Start of RECORDS SHOWN

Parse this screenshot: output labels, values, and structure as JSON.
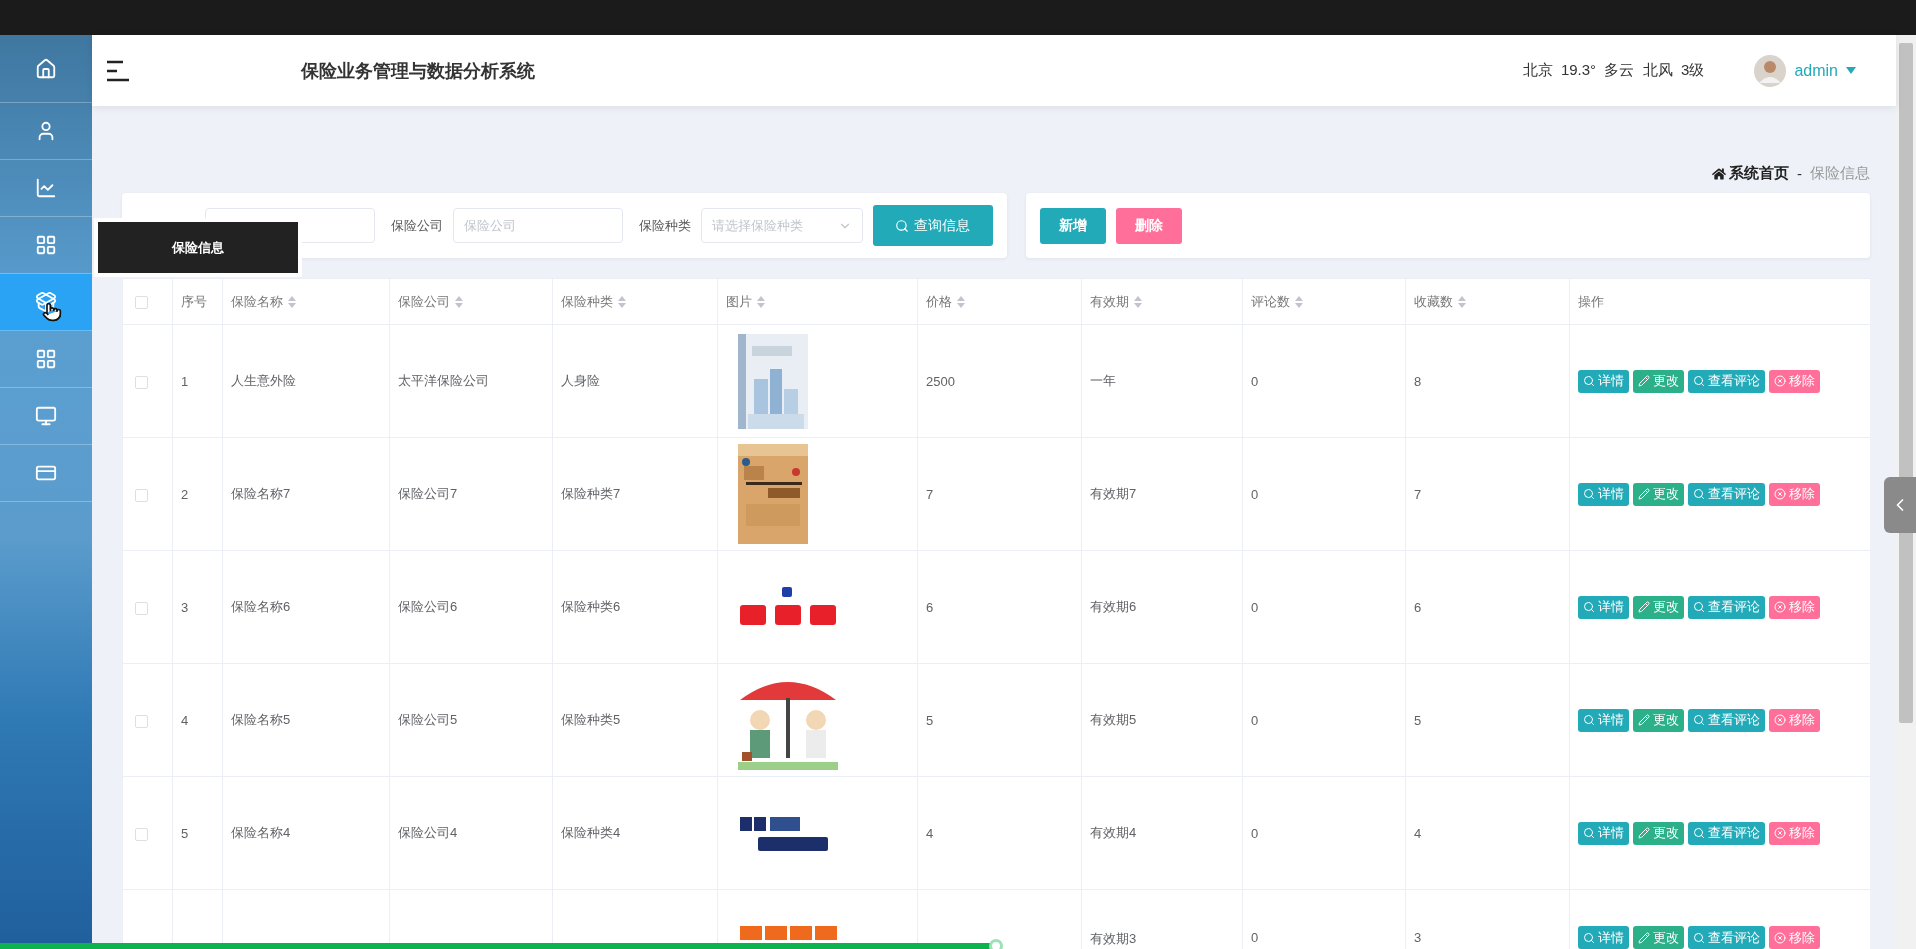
{
  "sidebar": {
    "items": [
      {
        "selected": false
      },
      {
        "selected": false
      },
      {
        "selected": false
      },
      {
        "selected": false
      },
      {
        "selected": true
      },
      {
        "selected": false
      },
      {
        "selected": false
      },
      {
        "selected": false
      }
    ]
  },
  "tooltip": "保险信息",
  "header": {
    "title": "保险业务管理与数据分析系统",
    "weather": "北京  19.3°  多云  北风  3级",
    "user": "admin"
  },
  "breadcrumb": {
    "home": "系统首页",
    "separator": "-",
    "current": "保险信息"
  },
  "search": {
    "fields": [
      {
        "kind": "input"
      },
      {
        "kind": "input",
        "label": "保险公司",
        "placeholder": "保险公司"
      },
      {
        "kind": "select",
        "label": "保险种类",
        "placeholder": "请选择保险种类"
      }
    ],
    "button": "查询信息"
  },
  "actions": [
    {
      "kind": "primary",
      "label": "新增"
    },
    {
      "kind": "danger",
      "label": "删除"
    }
  ],
  "table": {
    "select_all": false,
    "columns": [
      {
        "kind": "text",
        "label": "序号",
        "sortable": false
      },
      {
        "kind": "text",
        "label": "保险名称",
        "sortable": true
      },
      {
        "kind": "text",
        "label": "保险公司",
        "sortable": true
      },
      {
        "kind": "text",
        "label": "保险种类",
        "sortable": true
      },
      {
        "label": "图片",
        "sortable": true
      },
      {
        "kind": "text",
        "label": "价格",
        "sortable": true
      },
      {
        "kind": "text",
        "label": "有效期",
        "sortable": true
      },
      {
        "kind": "text",
        "label": "评论数",
        "sortable": true
      },
      {
        "kind": "text",
        "label": "收藏数",
        "sortable": true
      },
      {
        "kind": "actions",
        "label": "操作",
        "sortable": false
      }
    ],
    "rows": [
      {
        "checked": false,
        "index": "1",
        "name": "人生意外险",
        "company": "太平洋保险公司",
        "type": "人身险",
        "price": "2500",
        "validity": "一年",
        "comments": "0",
        "favorites": "8",
        "actions": [
          {
            "kind": "detail",
            "label": "详情"
          },
          {
            "kind": "edit",
            "label": "更改"
          },
          {
            "kind": "detail",
            "label": "查看评论"
          },
          {
            "kind": "remove",
            "label": "移除"
          }
        ]
      },
      {
        "checked": false,
        "index": "2",
        "name": "保险名称7",
        "company": "保险公司7",
        "type": "保险种类7",
        "price": "7",
        "validity": "有效期7",
        "comments": "0",
        "favorites": "7",
        "actions": [
          {
            "kind": "detail",
            "label": "详情"
          },
          {
            "kind": "edit",
            "label": "更改"
          },
          {
            "kind": "detail",
            "label": "查看评论"
          },
          {
            "kind": "remove",
            "label": "移除"
          }
        ]
      },
      {
        "checked": false,
        "index": "3",
        "name": "保险名称6",
        "company": "保险公司6",
        "type": "保险种类6",
        "price": "6",
        "validity": "有效期6",
        "comments": "0",
        "favorites": "6",
        "actions": [
          {
            "kind": "detail",
            "label": "详情"
          },
          {
            "kind": "edit",
            "label": "更改"
          },
          {
            "kind": "detail",
            "label": "查看评论"
          },
          {
            "kind": "remove",
            "label": "移除"
          }
        ]
      },
      {
        "checked": false,
        "index": "4",
        "name": "保险名称5",
        "company": "保险公司5",
        "type": "保险种类5",
        "price": "5",
        "validity": "有效期5",
        "comments": "0",
        "favorites": "5",
        "actions": [
          {
            "kind": "detail",
            "label": "详情"
          },
          {
            "kind": "edit",
            "label": "更改"
          },
          {
            "kind": "detail",
            "label": "查看评论"
          },
          {
            "kind": "remove",
            "label": "移除"
          }
        ]
      },
      {
        "checked": false,
        "index": "5",
        "name": "保险名称4",
        "company": "保险公司4",
        "type": "保险种类4",
        "price": "4",
        "validity": "有效期4",
        "comments": "0",
        "favorites": "4",
        "actions": [
          {
            "kind": "detail",
            "label": "详情"
          },
          {
            "kind": "edit",
            "label": "更改"
          },
          {
            "kind": "detail",
            "label": "查看评论"
          },
          {
            "kind": "remove",
            "label": "移除"
          }
        ]
      },
      {
        "validity": "有效期3",
        "comments": "0",
        "favorites": "3",
        "actions": [
          {
            "kind": "detail",
            "label": "详情"
          },
          {
            "kind": "edit",
            "label": "更改"
          },
          {
            "kind": "detail",
            "label": "查看评论"
          },
          {
            "kind": "remove",
            "label": "移除"
          }
        ]
      }
    ]
  },
  "progress": {
    "level": 0.52
  }
}
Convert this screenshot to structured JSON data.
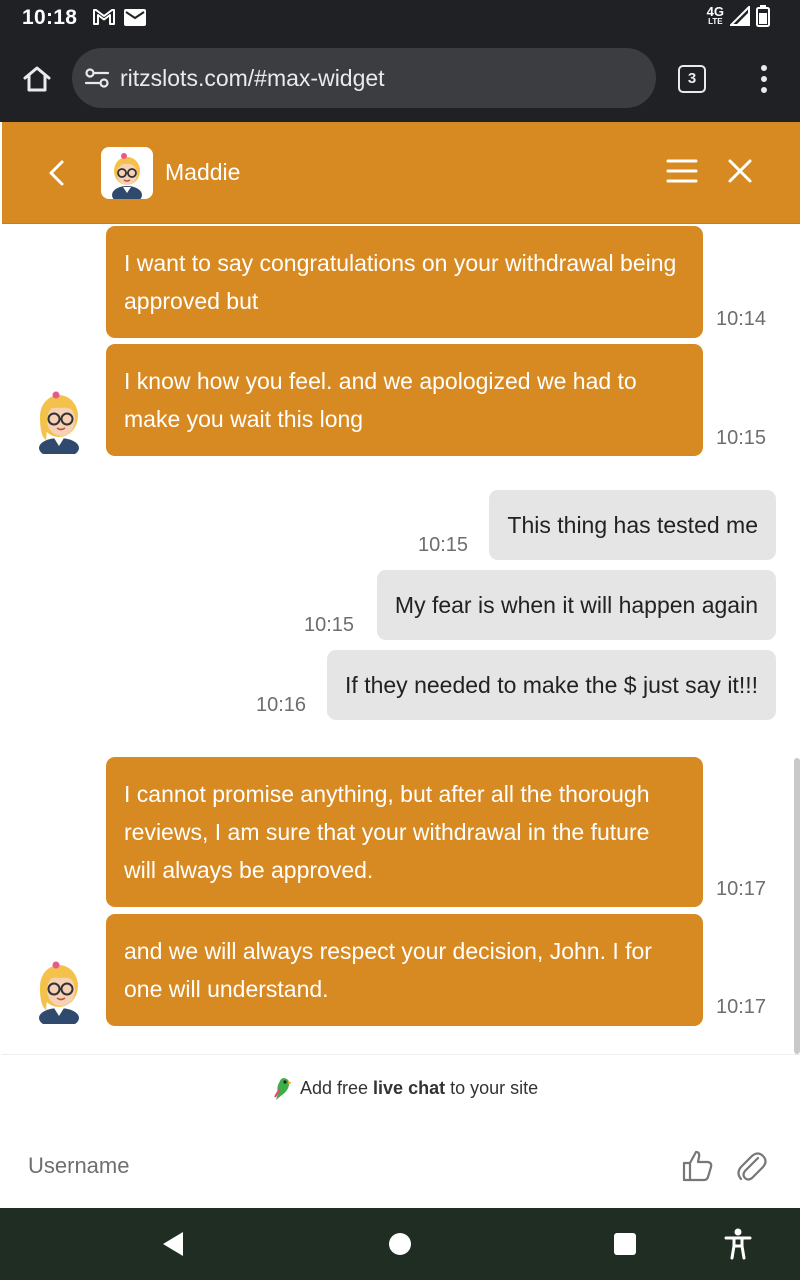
{
  "status_bar": {
    "time": "10:18",
    "left_icons": [
      "gmail-icon",
      "mail-icon"
    ],
    "network": "4G",
    "network_sub": "LTE",
    "right_icons": [
      "signal-icon",
      "battery-icon"
    ]
  },
  "browser": {
    "url": "ritzslots.com/#max-widget",
    "tab_count": "3"
  },
  "chat_header": {
    "agent_name": "Maddie",
    "accent_color": "#d88a22"
  },
  "messages": [
    {
      "sender": "agent",
      "text": "I want to say congratulations on your withdrawal being approved but",
      "time": "10:14"
    },
    {
      "sender": "agent",
      "text": "I know how you feel. and we apologized we had to make you wait this long",
      "time": "10:15"
    },
    {
      "sender": "user",
      "text": "This thing has tested me",
      "time": "10:15"
    },
    {
      "sender": "user",
      "text": "My fear is when it will happen again",
      "time": "10:15"
    },
    {
      "sender": "user",
      "text": "If they needed to make the $ just say it!!!",
      "time": "10:16"
    },
    {
      "sender": "agent",
      "text": "I cannot promise anything, but after all the thorough reviews, I am sure that your withdrawal in the future will always be approved.",
      "time": "10:17"
    },
    {
      "sender": "agent",
      "text": "and we will always respect your decision, John. I for one will understand.",
      "time": "10:17"
    }
  ],
  "footer": {
    "powered_prefix": "Add free ",
    "powered_bold": "live chat",
    "powered_suffix": " to your site",
    "input_placeholder": "Username"
  }
}
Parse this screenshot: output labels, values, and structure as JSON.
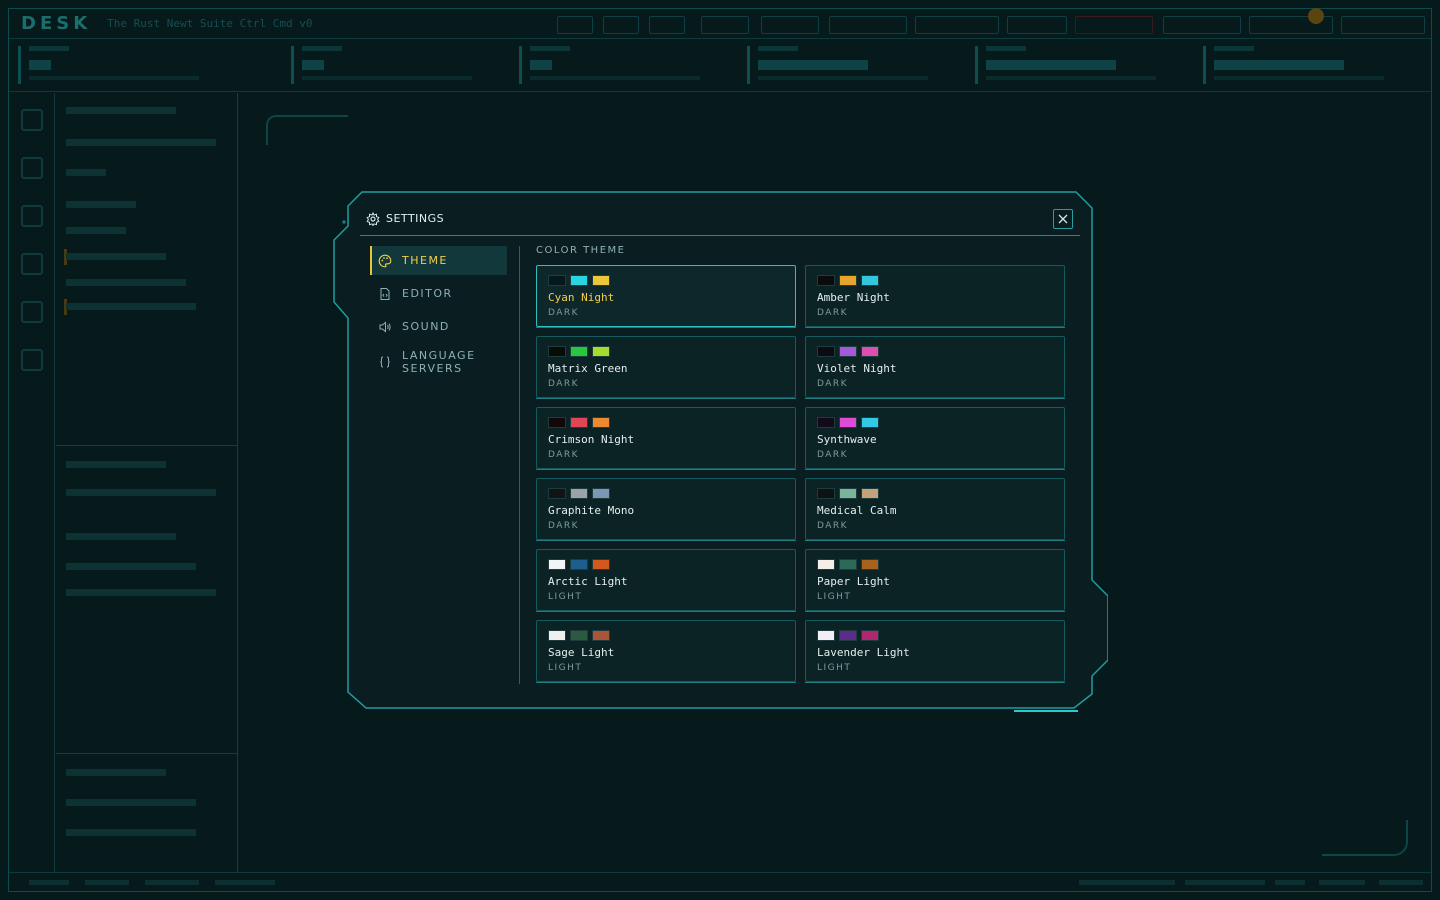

End of RECORDS SHOWN

TASK REQUIREMENTS — Leave the pictures out and copy the rest of the data exactly.

ANSWER TO THE EXERCISE —
Parse this screenshot: output labels, values, and structure as JSON.
{
  "sidebar": {
    "items": [
      {
        "selected": false
      },
      {
        "selected": false
      },
      {
        "selected": false
      },
      {
        "selected": false
      },
      {
        "selected": true
      },
      {
        "selected": false
      },
      {
        "selected": false
      },
      {
        "selected": false
      }
    ]
  },
  "tooltip": "保险信息",
  "header": {
    "title": "保险业务管理与数据分析系统",
    "weather": "北京  19.3°  多云  北风  3级",
    "user": "admin"
  },
  "breadcrumb": {
    "home": "系统首页",
    "separator": "-",
    "current": "保险信息"
  },
  "search": {
    "fields": [
      {
        "kind": "input"
      },
      {
        "kind": "input",
        "label": "保险公司",
        "placeholder": "保险公司"
      },
      {
        "kind": "select",
        "label": "保险种类",
        "placeholder": "请选择保险种类"
      }
    ],
    "button": "查询信息"
  },
  "actions": [
    {
      "kind": "primary",
      "label": "新增"
    },
    {
      "kind": "danger",
      "label": "删除"
    }
  ],
  "table": {
    "select_all": false,
    "columns": [
      {
        "kind": "text",
        "label": "序号",
        "sortable": false
      },
      {
        "kind": "text",
        "label": "保险名称",
        "sortable": true
      },
      {
        "kind": "text",
        "label": "保险公司",
        "sortable": true
      },
      {
        "kind": "text",
        "label": "保险种类",
        "sortable": true
      },
      {
        "label": "图片",
        "sortable": true
      },
      {
        "kind": "text",
        "label": "价格",
        "sortable": true
      },
      {
        "kind": "text",
        "label": "有效期",
        "sortable": true
      },
      {
        "kind": "text",
        "label": "评论数",
        "sortable": true
      },
      {
        "kind": "text",
        "label": "收藏数",
        "sortable": true
      },
      {
        "kind": "actions",
        "label": "操作",
        "sortable": false
      }
    ],
    "rows": [
      {
        "checked": false,
        "index": "1",
        "name": "人生意外险",
        "company": "太平洋保险公司",
        "type": "人身险",
        "price": "2500",
        "validity": "一年",
        "comments": "0",
        "favorites": "8",
        "actions": [
          {
            "kind": "detail",
            "label": "详情"
          },
          {
            "kind": "edit",
            "label": "更改"
          },
          {
            "kind": "detail",
            "label": "查看评论"
          },
          {
            "kind": "remove",
            "label": "移除"
          }
        ]
      },
      {
        "checked": false,
        "index": "2",
        "name": "保险名称7",
        "company": "保险公司7",
        "type": "保险种类7",
        "price": "7",
        "validity": "有效期7",
        "comments": "0",
        "favorites": "7",
        "actions": [
          {
            "kind": "detail",
            "label": "详情"
          },
          {
            "kind": "edit",
            "label": "更改"
          },
          {
            "kind": "detail",
            "label": "查看评论"
          },
          {
            "kind": "remove",
            "label": "移除"
          }
        ]
      },
      {
        "checked": false,
        "index": "3",
        "name": "保险名称6",
        "company": "保险公司6",
        "type": "保险种类6",
        "price": "6",
        "validity": "有效期6",
        "comments": "0",
        "favorites": "6",
        "actions": [
          {
            "kind": "detail",
            "label": "详情"
          },
          {
            "kind": "edit",
            "label": "更改"
          },
          {
            "kind": "detail",
            "label": "查看评论"
          },
          {
            "kind": "remove",
            "label": "移除"
          }
        ]
      },
      {
        "checked": false,
        "index": "4",
        "name": "保险名称5",
        "company": "保险公司5",
        "type": "保险种类5",
        "price": "5",
        "validity": "有效期5",
        "comments": "0",
        "favorites": "5",
        "actions": [
          {
            "kind": "detail",
            "label": "详情"
          },
          {
            "kind": "edit",
            "label": "更改"
          },
          {
            "kind": "detail",
            "label": "查看评论"
          },
          {
            "kind": "remove",
            "label": "移除"
          }
        ]
      },
      {
        "checked": false,
        "index": "5",
        "name": "保险名称4",
        "company": "保险公司4",
        "type": "保险种类4",
        "price": "4",
        "validity": "有效期4",
        "comments": "0",
        "favorites": "4",
        "actions": [
          {
            "kind": "detail",
            "label": "详情"
          },
          {
            "kind": "edit",
            "label": "更改"
          },
          {
            "kind": "detail",
            "label": "查看评论"
          },
          {
            "kind": "remove",
            "label": "移除"
          }
        ]
      },
      {
        "validity": "有效期3",
        "comments": "0",
        "favorites": "3",
        "actions": [
          {
            "kind": "detail",
            "label": "详情"
          },
          {
            "kind": "edit",
            "label": "更改"
          },
          {
            "kind": "detail",
            "label": "查看评论"
          },
          {
            "kind": "remove",
            "label": "移除"
          }
        ]
      }
    ]
  },
  "progress": {
    "level": 0.52
  }
}
Convert this screenshot to structured JSON data.
{
  "status_bar": {
    "time": "10:18",
    "left_icons": [
      "gmail-icon",
      "mail-icon"
    ],
    "network": "4G",
    "network_sub": "LTE",
    "right_icons": [
      "signal-icon",
      "battery-icon"
    ]
  },
  "browser": {
    "url": "ritzslots.com/#max-widget",
    "tab_count": "3"
  },
  "chat_header": {
    "agent_name": "Maddie",
    "accent_color": "#d88a22"
  },
  "messages": [
    {
      "sender": "agent",
      "text": "I want to say congratulations on your withdrawal being approved but",
      "time": "10:14"
    },
    {
      "sender": "agent",
      "text": "I know how you feel. and we apologized we had to make you wait this long",
      "time": "10:15"
    },
    {
      "sender": "user",
      "text": "This thing has tested me",
      "time": "10:15"
    },
    {
      "sender": "user",
      "text": "My fear is when it will happen again",
      "time": "10:15"
    },
    {
      "sender": "user",
      "text": "If they needed to make the $ just say it!!!",
      "time": "10:16"
    },
    {
      "sender": "agent",
      "text": "I cannot promise anything, but after all the thorough reviews, I am sure that your withdrawal in the future will always be approved.",
      "time": "10:17"
    },
    {
      "sender": "agent",
      "text": "and we will always respect your decision, John. I for one will understand.",
      "time": "10:17"
    }
  ],
  "footer": {
    "powered_prefix": "Add free ",
    "powered_bold": "live chat",
    "powered_suffix": " to your site",
    "input_placeholder": "Username"
  }
}
Parse this screenshot: output labels, values, and structure as JSON.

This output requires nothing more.